### Objective 1:
In the records below, turn the lines from the first one through the line containing "115, 339, 129]" into a numbered list, omitting blank lines.
☆ ☆ ☆ ☆ ☆ ☆ ☆
NEW YORK (MONEY Magazine) - If you live in a hot real estate market and you're buying or selling a home, or just perusing the Sunday classifieds and quickly tallying your growing net worth, you have to wonder: Can real estate keep going, or is this Nasdaq 5000 all over again? Our forecast: It'll keep going, albeit at a tempered pace.
Don't bet on further 20 percent gains in 2005. But don't bet on a collapse either. If price declines do occur, they may well happen where you'd least expect.
Even the housing bulls are no longer raging. The perennially optimistic National Association of Realtors predicts 5 percent gains on average this year.
Among the bears, count Yale University economist Robert Shiller, who foretold the March 2000 bursting of the stock market bubble in his book "Irrational Exuberance." "This is the biggest real estate bubble we've ever seen," says Shiller.
He expects widespread declines in home values, maybe not in 2005 but soon enough, because prices have become untethered from incomes: Median home prices are up 35 percent since 2000, while wages are up just 8 percent. Shiller is particularly worried about Southern California, where prices have doubled in three years.
Crazy expectations?
The biggest red flag may be homeowners' expectations. When Shiller and his research partner, Karl Case of Wellesley College, surveyed markets in Boston, L.A., Milwaukee and San Francisco in 2003, they found that the typical homeowner expected his property to appreciate 14.7 percent a year over the next 10 years. Now that's irrational exuberance.
But that doesn't mean the gains of recent years were nuts. They were simply the result of a long-term decline in interest rates that made home ownership more affordable. That brought into the market new buyers who in turn bid up prices.
☆ ☆ ☆ ☆ ☆ ☆ ☆
### Objective 2:
In the real estate article, what average price gain does the National Association of Realtors predict for this year?

### Exercise data:
☆ ☆ ☆ ☆ ☆ ☆ ☆
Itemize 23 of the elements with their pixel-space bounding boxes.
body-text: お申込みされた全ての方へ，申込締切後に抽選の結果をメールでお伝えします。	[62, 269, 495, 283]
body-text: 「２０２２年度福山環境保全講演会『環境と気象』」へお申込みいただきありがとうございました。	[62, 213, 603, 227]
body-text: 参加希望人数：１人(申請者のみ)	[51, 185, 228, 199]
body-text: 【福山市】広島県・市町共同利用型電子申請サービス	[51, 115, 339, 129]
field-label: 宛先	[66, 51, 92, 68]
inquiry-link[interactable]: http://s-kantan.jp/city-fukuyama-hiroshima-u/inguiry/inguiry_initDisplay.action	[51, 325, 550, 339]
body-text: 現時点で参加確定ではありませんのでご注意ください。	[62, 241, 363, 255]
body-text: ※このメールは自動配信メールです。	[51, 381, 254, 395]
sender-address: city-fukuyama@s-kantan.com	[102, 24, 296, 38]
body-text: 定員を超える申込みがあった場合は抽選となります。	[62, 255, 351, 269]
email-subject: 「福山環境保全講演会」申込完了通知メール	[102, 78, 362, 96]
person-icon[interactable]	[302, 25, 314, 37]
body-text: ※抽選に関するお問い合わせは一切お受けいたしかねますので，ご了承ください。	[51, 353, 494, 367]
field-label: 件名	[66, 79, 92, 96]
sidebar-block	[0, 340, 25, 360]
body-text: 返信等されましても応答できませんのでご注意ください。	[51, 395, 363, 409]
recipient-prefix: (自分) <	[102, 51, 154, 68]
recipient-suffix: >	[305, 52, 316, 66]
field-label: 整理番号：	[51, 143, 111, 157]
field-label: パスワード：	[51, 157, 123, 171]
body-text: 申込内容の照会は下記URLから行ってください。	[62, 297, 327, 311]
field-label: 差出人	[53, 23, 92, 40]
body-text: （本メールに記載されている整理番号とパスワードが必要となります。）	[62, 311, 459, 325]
☆ ☆ ☆ ☆ ☆ ☆ ☆
### Complete output 1:
1. Itemize 23 of the elements with their pixel-space bounding boxes.
2. body-text: お申込みされた全ての方へ，申込締切後に抽選の結果をメールでお伝えします。	[62, 269, 495, 283]
3. body-text: 「２０２２年度福山環境保全講演会『環境と気象』」へお申込みいただきありがとうございました。	[62, 213, 603, 227]
4. body-text: 参加希望人数：１人(申請者のみ)	[51, 185, 228, 199]
5. body-text: 【福山市】広島県・市町共同利用型電子申請サービス	[51, 115, 339, 129]

### Complete output 2:
5 percent on average.